** BEGIN RECORDS TO PROCESS **

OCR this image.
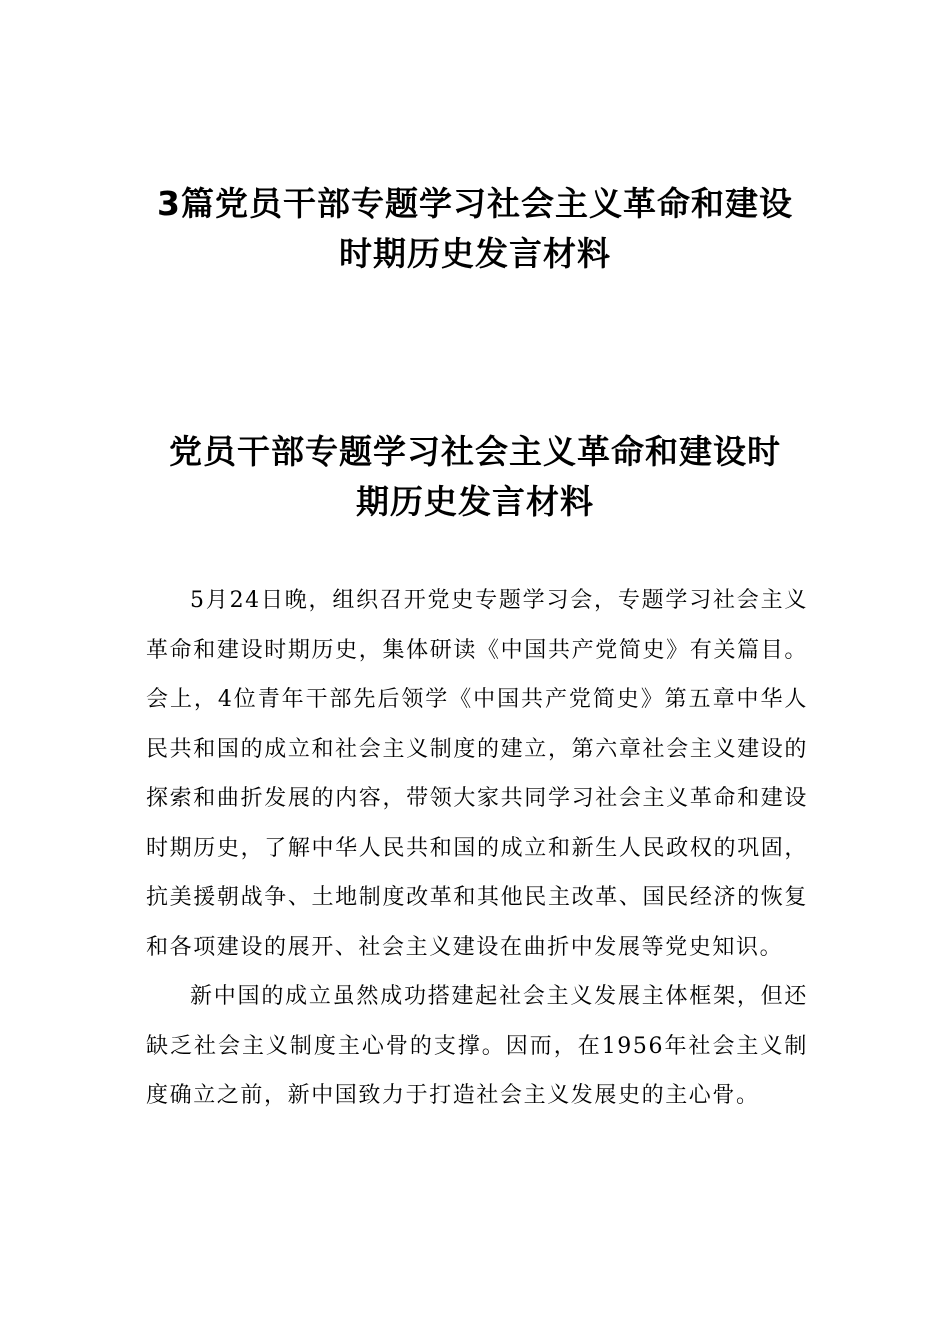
3篇党员干部专题学习社会主义革命和建设
时期历史发言材料
党员干部专题学习社会主义革命和建设时
期历史发言材料

5月24日晚，组织召开党史专题学习会，专题学习社会主义革命和建设时期历史，集体研读《中国共产党简史》有关篇目。会上，4位青年干部先后领学《中国共产党简史》第五章中华人民共和国的成立和社会主义制度的建立，第六章社会主义建设的探索和曲折发展的内容，带领大家共同学习社会主义革命和建设时期历史，了解中华人民共和国的成立和新生人民政权的巩固，抗美援朝战争、土地制度改革和其他民主改革、国民经济的恢复和各项建设的展开、社会主义建设在曲折中发展等党史知识。

新中国的成立虽然成功搭建起社会主义发展主体框架，但还缺乏社会主义制度主心骨的支撑。因而，在1956年社会主义制度确立之前，新中国致力于打造社会主义发展史的主心骨。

** END RECORDS TO PROCESS **

TASK STATEMENT: Pictures in the records above are not copied; print everything else exactly.

SOLUTION BELOW:
OCR this image.
3篇党员干部专题学习社会主义革命和建设
时期历史发言材料
党员干部专题学习社会主义革命和建设时
期历史发言材料

5月24日晚，组织召开党史专题学习会，专题学习社会主义革命和建设时期历史，集体研读《中国共产党简史》有关篇目。会上，4位青年干部先后领学《中国共产党简史》第五章中华人民共和国的成立和社会主义制度的建立，第六章社会主义建设的探索和曲折发展的内容，带领大家共同学习社会主义革命和建设时期历史，了解中华人民共和国的成立和新生人民政权的巩固，抗美援朝战争、土地制度改革和其他民主改革、国民经济的恢复和各项建设的展开、社会主义建设在曲折中发展等党史知识。

新中国的成立虽然成功搭建起社会主义发展主体框架，但还缺乏社会主义制度主心骨的支撑。因而，在1956年社会主义制度确立之前，新中国致力于打造社会主义发展史的主心骨。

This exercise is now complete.